§ **WORK TO BE COMPLETED**
Write down each entry again, exactly as it reads.

--- start of GIVEN INFORMATION ---

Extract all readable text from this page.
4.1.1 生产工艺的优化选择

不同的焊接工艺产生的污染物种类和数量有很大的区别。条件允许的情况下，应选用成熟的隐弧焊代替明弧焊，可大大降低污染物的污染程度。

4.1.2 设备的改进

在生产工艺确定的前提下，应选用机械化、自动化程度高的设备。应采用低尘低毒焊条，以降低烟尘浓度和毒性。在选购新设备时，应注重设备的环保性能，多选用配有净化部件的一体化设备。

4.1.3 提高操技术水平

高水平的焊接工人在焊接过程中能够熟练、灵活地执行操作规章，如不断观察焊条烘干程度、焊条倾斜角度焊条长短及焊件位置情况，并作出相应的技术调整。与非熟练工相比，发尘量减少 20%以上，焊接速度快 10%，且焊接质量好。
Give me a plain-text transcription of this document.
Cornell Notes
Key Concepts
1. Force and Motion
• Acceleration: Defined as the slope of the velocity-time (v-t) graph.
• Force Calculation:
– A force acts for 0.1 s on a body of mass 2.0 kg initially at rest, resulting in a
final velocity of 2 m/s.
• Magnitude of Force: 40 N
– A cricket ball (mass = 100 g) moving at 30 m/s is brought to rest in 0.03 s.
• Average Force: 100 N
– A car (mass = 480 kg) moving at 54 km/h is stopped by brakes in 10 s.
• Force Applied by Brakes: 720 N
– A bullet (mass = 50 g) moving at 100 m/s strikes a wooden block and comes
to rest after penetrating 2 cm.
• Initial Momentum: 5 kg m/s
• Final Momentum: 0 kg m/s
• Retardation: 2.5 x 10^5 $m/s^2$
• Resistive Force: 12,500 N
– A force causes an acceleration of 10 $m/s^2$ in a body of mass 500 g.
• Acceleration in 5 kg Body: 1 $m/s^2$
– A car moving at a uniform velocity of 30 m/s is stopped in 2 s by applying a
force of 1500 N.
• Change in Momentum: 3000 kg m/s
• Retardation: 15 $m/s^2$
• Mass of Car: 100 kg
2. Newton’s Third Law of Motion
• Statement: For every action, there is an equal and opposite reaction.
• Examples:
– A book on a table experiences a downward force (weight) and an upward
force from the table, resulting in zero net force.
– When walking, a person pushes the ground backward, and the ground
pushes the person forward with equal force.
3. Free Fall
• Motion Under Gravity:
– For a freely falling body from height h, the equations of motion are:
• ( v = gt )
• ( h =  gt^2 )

--- end of GIVEN INFORMATION ---

§ **PROBLEM SOLUTION**
Extract all readable text from this page.
4.1.1 生产工艺的优化选择

不同的焊接工艺产生的污染物种类和数量有很大的区别。条件允许的情况下，应选用成熟的隐弧焊代替明弧焊，可大大降低污染物的污染程度。

4.1.2 设备的改进

在生产工艺确定的前提下，应选用机械化、自动化程度高的设备。应采用低尘低毒焊条，以降低烟尘浓度和毒性。在选购新设备时，应注重设备的环保性能，多选用配有净化部件的一体化设备。

4.1.3 提高操技术水平

高水平的焊接工人在焊接过程中能够熟练、灵活地执行操作规章，如不断观察焊条烘干程度、焊条倾斜角度焊条长短及焊件位置情况，并作出相应的技术调整。与非熟练工相比，发尘量减少 20%以上，焊接速度快 10%，且焊接质量好。
Give me a plain-text transcription of this document.
Cornell Notes
Key Concepts
1. Force and Motion
• Acceleration: Defined as the slope of the velocity-time (v-t) graph.
• Force Calculation:
– A force acts for 0.1 s on a body of mass 2.0 kg initially at rest, resulting in a
final velocity of 2 m/s.
• Magnitude of Force: 40 N
– A cricket ball (mass = 100 g) moving at 30 m/s is brought to rest in 0.03 s.
• Average Force: 100 N
– A car (mass = 480 kg) moving at 54 km/h is stopped by brakes in 10 s.
• Force Applied by Brakes: 720 N
– A bullet (mass = 50 g) moving at 100 m/s strikes a wooden block and comes
to rest after penetrating 2 cm.
• Initial Momentum: 5 kg m/s
• Final Momentum: 0 kg m/s
• Retardation: 2.5 x 10^5 $m/s^2$
• Resistive Force: 12,500 N
– A force causes an acceleration of 10 $m/s^2$ in a body of mass 500 g.
• Acceleration in 5 kg Body: 1 $m/s^2$
– A car moving at a uniform velocity of 30 m/s is stopped in 2 s by applying a
force of 1500 N.
• Change in Momentum: 3000 kg m/s
• Retardation: 15 $m/s^2$
• Mass of Car: 100 kg
2. Newton’s Third Law of Motion
• Statement: For every action, there is an equal and opposite reaction.
• Examples:
– A book on a table experiences a downward force (weight) and an upward
force from the table, resulting in zero net force.
– When walking, a person pushes the ground backward, and the ground
pushes the person forward with equal force.
3. Free Fall
• Motion Under Gravity:
– For a freely falling body from height h, the equations of motion are:
• ( v = gt )
• ( h =  gt^2 )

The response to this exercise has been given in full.